─── RECORDS FOR PROCESSING ───

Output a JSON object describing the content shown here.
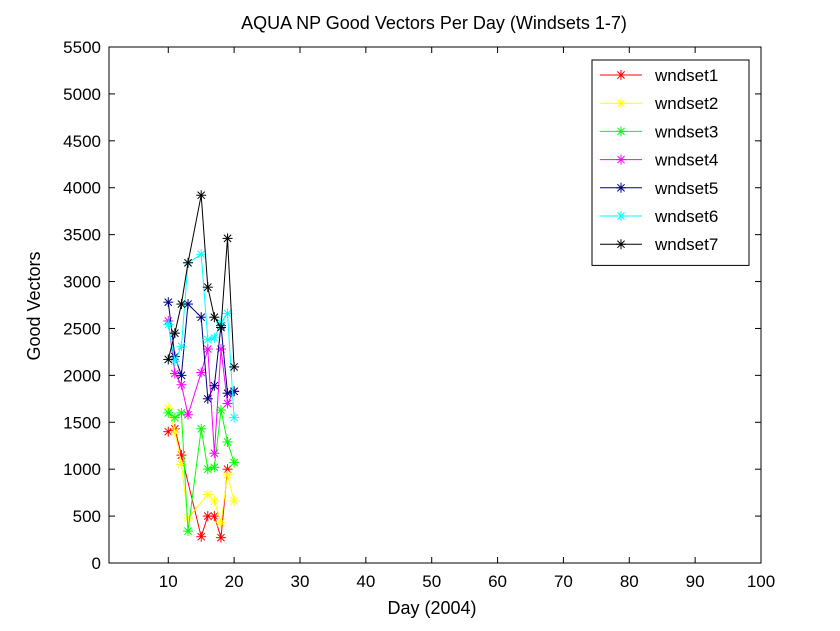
{
  "chart_data": {
    "type": "line",
    "title": "AQUA NP Good Vectors Per Day (Windsets 1-7)",
    "xlabel": "Day (2004)",
    "ylabel": "Good Vectors",
    "xlim": [
      1,
      100
    ],
    "ylim": [
      0,
      5500
    ],
    "xticks": [
      10,
      20,
      30,
      40,
      50,
      60,
      70,
      80,
      90,
      100
    ],
    "yticks": [
      0,
      500,
      1000,
      1500,
      2000,
      2500,
      3000,
      3500,
      4000,
      4500,
      5000,
      5500
    ],
    "legend_position": "top-right",
    "marker": "asterisk",
    "series": [
      {
        "name": "wndset1",
        "color": "#ff0000",
        "x": [
          10,
          11,
          12,
          15,
          16,
          17,
          18,
          19
        ],
        "y": [
          1400,
          1430,
          1150,
          280,
          500,
          500,
          270,
          1000
        ]
      },
      {
        "name": "wndset2",
        "color": "#ffff00",
        "x": [
          10,
          11,
          12,
          13,
          16,
          17,
          18,
          19,
          20
        ],
        "y": [
          1650,
          1400,
          1050,
          480,
          730,
          660,
          430,
          940,
          660
        ]
      },
      {
        "name": "wndset3",
        "color": "#00ff00",
        "x": [
          10,
          11,
          12,
          13,
          15,
          16,
          17,
          18,
          19,
          20
        ],
        "y": [
          1600,
          1550,
          1600,
          340,
          1430,
          1000,
          1020,
          1630,
          1290,
          1070
        ]
      },
      {
        "name": "wndset4",
        "color": "#ff00ff",
        "x": [
          10,
          11,
          12,
          13,
          15,
          16,
          17,
          18,
          19,
          20
        ],
        "y": [
          2580,
          2020,
          1900,
          1580,
          2030,
          2280,
          1170,
          2280,
          1700,
          1830
        ]
      },
      {
        "name": "wndset5",
        "color": "#000080",
        "x": [
          10,
          11,
          12,
          13,
          15,
          16,
          17,
          18,
          19,
          20
        ],
        "y": [
          2780,
          2200,
          2000,
          2760,
          2620,
          1750,
          1890,
          2530,
          1810,
          1830
        ]
      },
      {
        "name": "wndset6",
        "color": "#00ffff",
        "x": [
          10,
          11,
          12,
          13,
          15,
          16,
          17,
          18,
          19,
          20
        ],
        "y": [
          2540,
          2150,
          2310,
          3200,
          3290,
          2380,
          2400,
          2560,
          2660,
          1550
        ]
      },
      {
        "name": "wndset7",
        "color": "#000000",
        "x": [
          10,
          11,
          12,
          13,
          15,
          16,
          17,
          18,
          19,
          20
        ],
        "y": [
          2170,
          2450,
          2760,
          3200,
          3920,
          2940,
          2620,
          2510,
          3460,
          2090
        ]
      }
    ]
  }
}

───

**EXERCISE**: The records above are to be reproduced exactly; the pictures are to be left out.

**WRITTEN SOLUTION**:
Output a JSON object describing the content shown here.
{
  "chart_data": {
    "type": "line",
    "title": "AQUA NP Good Vectors Per Day (Windsets 1-7)",
    "xlabel": "Day (2004)",
    "ylabel": "Good Vectors",
    "xlim": [
      1,
      100
    ],
    "ylim": [
      0,
      5500
    ],
    "xticks": [
      10,
      20,
      30,
      40,
      50,
      60,
      70,
      80,
      90,
      100
    ],
    "yticks": [
      0,
      500,
      1000,
      1500,
      2000,
      2500,
      3000,
      3500,
      4000,
      4500,
      5000,
      5500
    ],
    "legend_position": "top-right",
    "marker": "asterisk",
    "series": [
      {
        "name": "wndset1",
        "color": "#ff0000",
        "x": [
          10,
          11,
          12,
          15,
          16,
          17,
          18,
          19
        ],
        "y": [
          1400,
          1430,
          1150,
          280,
          500,
          500,
          270,
          1000
        ]
      },
      {
        "name": "wndset2",
        "color": "#ffff00",
        "x": [
          10,
          11,
          12,
          13,
          16,
          17,
          18,
          19,
          20
        ],
        "y": [
          1650,
          1400,
          1050,
          480,
          730,
          660,
          430,
          940,
          660
        ]
      },
      {
        "name": "wndset3",
        "color": "#00ff00",
        "x": [
          10,
          11,
          12,
          13,
          15,
          16,
          17,
          18,
          19,
          20
        ],
        "y": [
          1600,
          1550,
          1600,
          340,
          1430,
          1000,
          1020,
          1630,
          1290,
          1070
        ]
      },
      {
        "name": "wndset4",
        "color": "#ff00ff",
        "x": [
          10,
          11,
          12,
          13,
          15,
          16,
          17,
          18,
          19,
          20
        ],
        "y": [
          2580,
          2020,
          1900,
          1580,
          2030,
          2280,
          1170,
          2280,
          1700,
          1830
        ]
      },
      {
        "name": "wndset5",
        "color": "#000080",
        "x": [
          10,
          11,
          12,
          13,
          15,
          16,
          17,
          18,
          19,
          20
        ],
        "y": [
          2780,
          2200,
          2000,
          2760,
          2620,
          1750,
          1890,
          2530,
          1810,
          1830
        ]
      },
      {
        "name": "wndset6",
        "color": "#00ffff",
        "x": [
          10,
          11,
          12,
          13,
          15,
          16,
          17,
          18,
          19,
          20
        ],
        "y": [
          2540,
          2150,
          2310,
          3200,
          3290,
          2380,
          2400,
          2560,
          2660,
          1550
        ]
      },
      {
        "name": "wndset7",
        "color": "#000000",
        "x": [
          10,
          11,
          12,
          13,
          15,
          16,
          17,
          18,
          19,
          20
        ],
        "y": [
          2170,
          2450,
          2760,
          3200,
          3920,
          2940,
          2620,
          2510,
          3460,
          2090
        ]
      }
    ]
  }
}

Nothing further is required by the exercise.